### Brief
Transcribe the whole listing below without changing a word, but leave out every image.

# Excerpted data start

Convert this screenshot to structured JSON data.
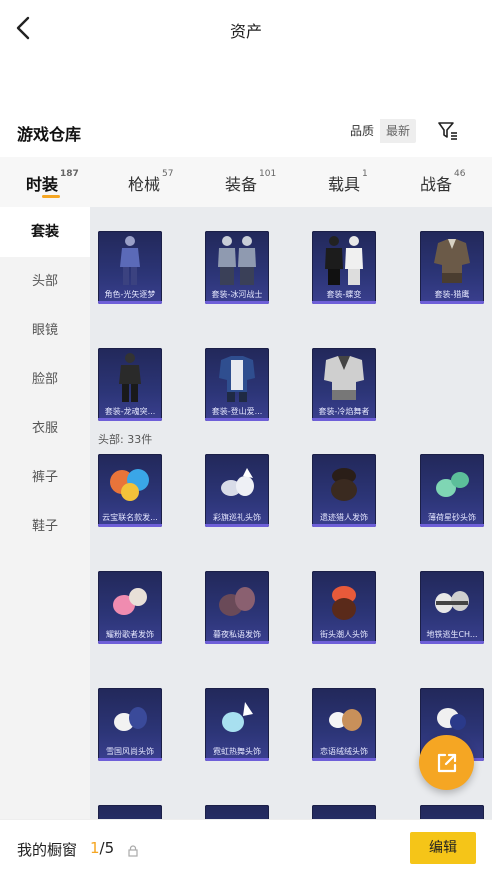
{
  "header": {
    "title": "资产"
  },
  "warehouse": {
    "title": "游戏仓库",
    "sort_options": [
      "品质",
      "最新"
    ]
  },
  "tabs": [
    {
      "label": "时装",
      "count": "187"
    },
    {
      "label": "枪械",
      "count": "57"
    },
    {
      "label": "装备",
      "count": "101"
    },
    {
      "label": "载具",
      "count": "1"
    },
    {
      "label": "战备",
      "count": "46"
    }
  ],
  "side_nav": [
    "套装",
    "头部",
    "眼镜",
    "脸部",
    "衣服",
    "裤子",
    "鞋子"
  ],
  "outfits": [
    "角色-光矢逐梦",
    "套装-冰河战士",
    "套装-蝶变",
    "套装-猎鹰",
    "套装-龙魂突...",
    "套装-登山爱...",
    "套装-冷焰舞者"
  ],
  "head_section": {
    "label": "头部: 33件"
  },
  "heads": [
    "云宝联名款发...",
    "彩旗巡礼头饰",
    "遗迹猎人发饰",
    "薄荷星砂头饰",
    "耀粉歌者发饰",
    "暮夜私语发饰",
    "街头潮人头饰",
    "地铁逃生CH...",
    "雪国风尚头饰",
    "霓虹热舞头饰",
    "恋语绒绒头饰",
    ""
  ],
  "bottom": {
    "showcase_label": "我的橱窗",
    "showcase_current": "1",
    "showcase_total": "/5",
    "edit_label": "编辑"
  },
  "colors": {
    "accent": "#f5a623",
    "edit_button": "#f5c518",
    "card_bg": "#2c3577"
  }
}
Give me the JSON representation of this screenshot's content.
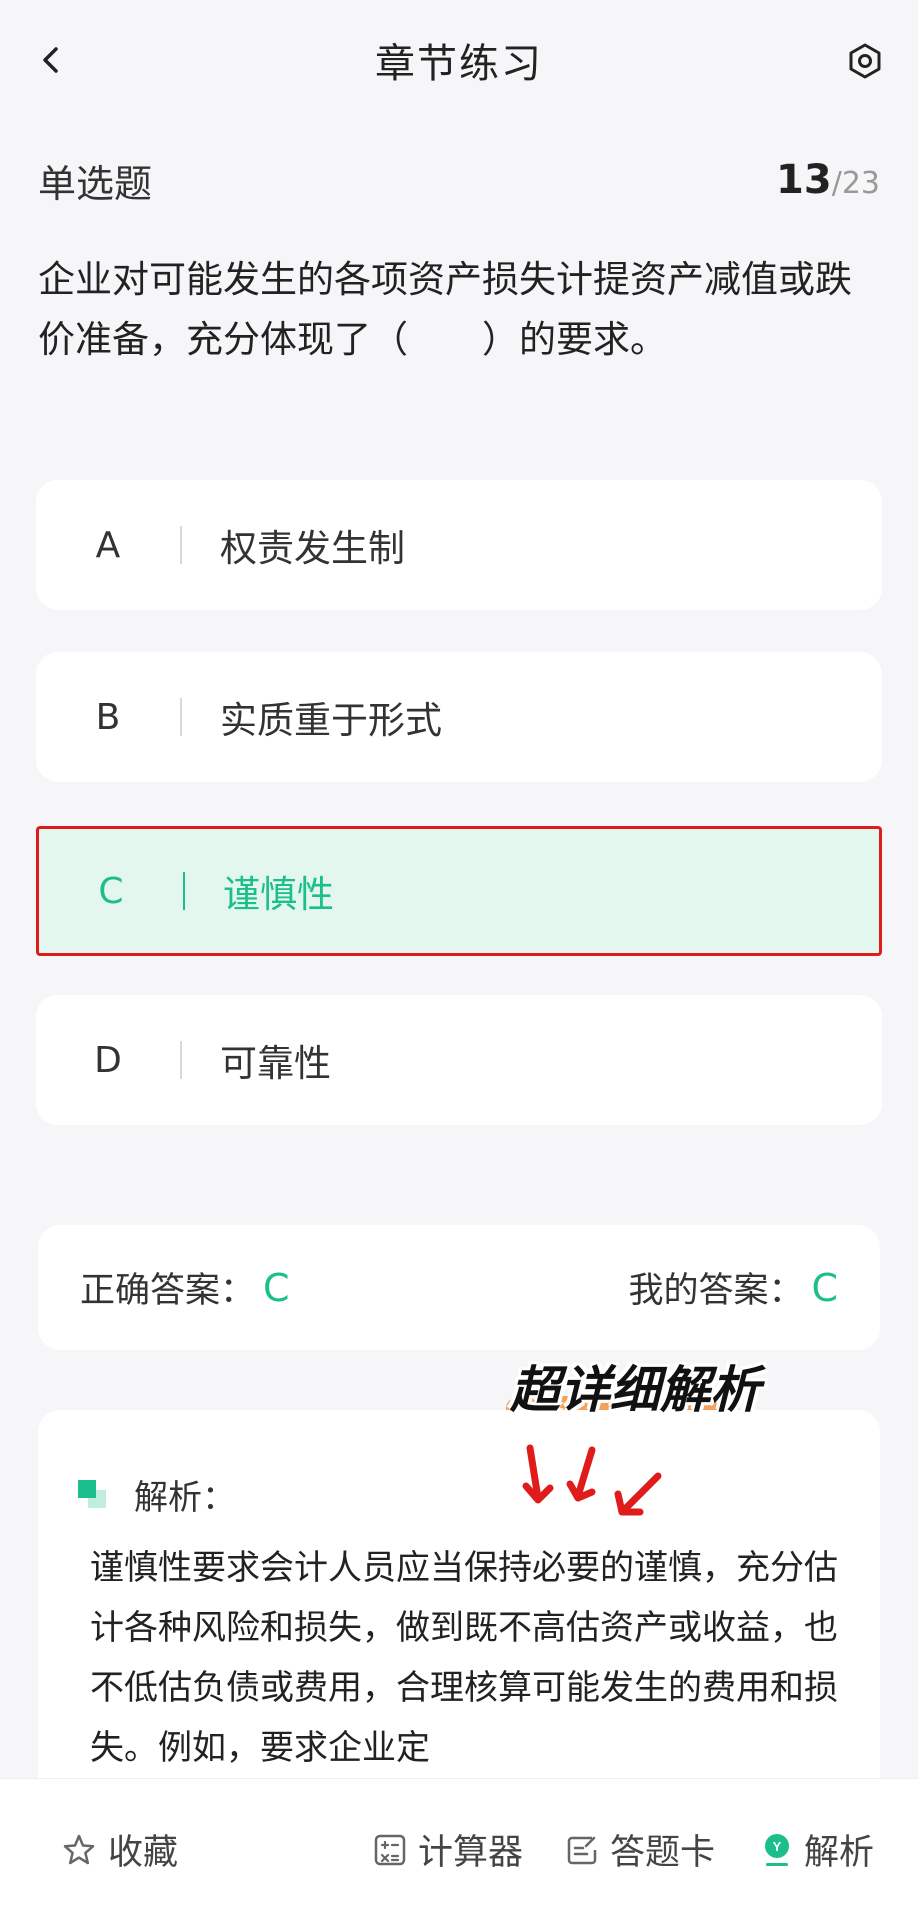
{
  "header": {
    "title": "章节练习",
    "back_icon": "chevron-left-icon",
    "settings_icon": "settings-hex-icon"
  },
  "question": {
    "type": "单选题",
    "progress_current": "13",
    "progress_sep": "/",
    "progress_total": "23",
    "text": "企业对可能发生的各项资产损失计提资产减值或跌价准备，充分体现了（　　）的要求。"
  },
  "options": [
    {
      "letter": "A",
      "text": "权责发生制"
    },
    {
      "letter": "B",
      "text": "实质重于形式"
    },
    {
      "letter": "C",
      "text": "谨慎性"
    },
    {
      "letter": "D",
      "text": "可靠性"
    }
  ],
  "answers": {
    "correct_label": "正确答案：",
    "correct_value": "C",
    "mine_label": "我的答案：",
    "mine_value": "C"
  },
  "annotation": {
    "tag": "超详细解析"
  },
  "analysis": {
    "title": "解析：",
    "text": "谨慎性要求会计人员应当保持必要的谨慎，充分估计各种风险和损失，做到既不高估资产或收益，也不低估负债或费用，合理核算可能发生的费用和损失。例如，要求企业定"
  },
  "bottom_bar": {
    "favorite": "收藏",
    "calculator": "计算器",
    "answer_card": "答题卡",
    "analysis": "解析"
  },
  "colors": {
    "accent": "#1bbf8b",
    "highlight_border": "#e01b1b",
    "annotation_arrow": "#e01b1b",
    "annotation_bg": "#f7a25a"
  }
}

# Excerpted data end

### Written answer
Convert this screenshot to structured JSON data.
{
  "header": {
    "title": "资产"
  },
  "warehouse": {
    "title": "游戏仓库",
    "sort_options": [
      "品质",
      "最新"
    ]
  },
  "tabs": [
    {
      "label": "时装",
      "count": "187"
    },
    {
      "label": "枪械",
      "count": "57"
    },
    {
      "label": "装备",
      "count": "101"
    },
    {
      "label": "载具",
      "count": "1"
    },
    {
      "label": "战备",
      "count": "46"
    }
  ],
  "side_nav": [
    "套装",
    "头部",
    "眼镜",
    "脸部",
    "衣服",
    "裤子",
    "鞋子"
  ],
  "outfits": [
    "角色-光矢逐梦",
    "套装-冰河战士",
    "套装-蝶变",
    "套装-猎鹰",
    "套装-龙魂突...",
    "套装-登山爱...",
    "套装-冷焰舞者"
  ],
  "head_section": {
    "label": "头部: 33件"
  },
  "heads": [
    "云宝联名款发...",
    "彩旗巡礼头饰",
    "遗迹猎人发饰",
    "薄荷星砂头饰",
    "耀粉歌者发饰",
    "暮夜私语发饰",
    "街头潮人头饰",
    "地铁逃生CH...",
    "雪国风尚头饰",
    "霓虹热舞头饰",
    "恋语绒绒头饰",
    ""
  ],
  "bottom": {
    "showcase_label": "我的橱窗",
    "showcase_current": "1",
    "showcase_total": "/5",
    "edit_label": "编辑"
  },
  "colors": {
    "accent": "#f5a623",
    "edit_button": "#f5c518",
    "card_bg": "#2c3577"
  }
}
Give me the JSON representation of this screenshot's content.
{
  "header": {
    "title": "章节练习",
    "back_icon": "chevron-left-icon",
    "settings_icon": "settings-hex-icon"
  },
  "question": {
    "type": "单选题",
    "progress_current": "13",
    "progress_sep": "/",
    "progress_total": "23",
    "text": "企业对可能发生的各项资产损失计提资产减值或跌价准备，充分体现了（　　）的要求。"
  },
  "options": [
    {
      "letter": "A",
      "text": "权责发生制"
    },
    {
      "letter": "B",
      "text": "实质重于形式"
    },
    {
      "letter": "C",
      "text": "谨慎性"
    },
    {
      "letter": "D",
      "text": "可靠性"
    }
  ],
  "answers": {
    "correct_label": "正确答案：",
    "correct_value": "C",
    "mine_label": "我的答案：",
    "mine_value": "C"
  },
  "annotation": {
    "tag": "超详细解析"
  },
  "analysis": {
    "title": "解析：",
    "text": "谨慎性要求会计人员应当保持必要的谨慎，充分估计各种风险和损失，做到既不高估资产或收益，也不低估负债或费用，合理核算可能发生的费用和损失。例如，要求企业定"
  },
  "bottom_bar": {
    "favorite": "收藏",
    "calculator": "计算器",
    "answer_card": "答题卡",
    "analysis": "解析"
  },
  "colors": {
    "accent": "#1bbf8b",
    "highlight_border": "#e01b1b",
    "annotation_arrow": "#e01b1b",
    "annotation_bg": "#f7a25a"
  }
}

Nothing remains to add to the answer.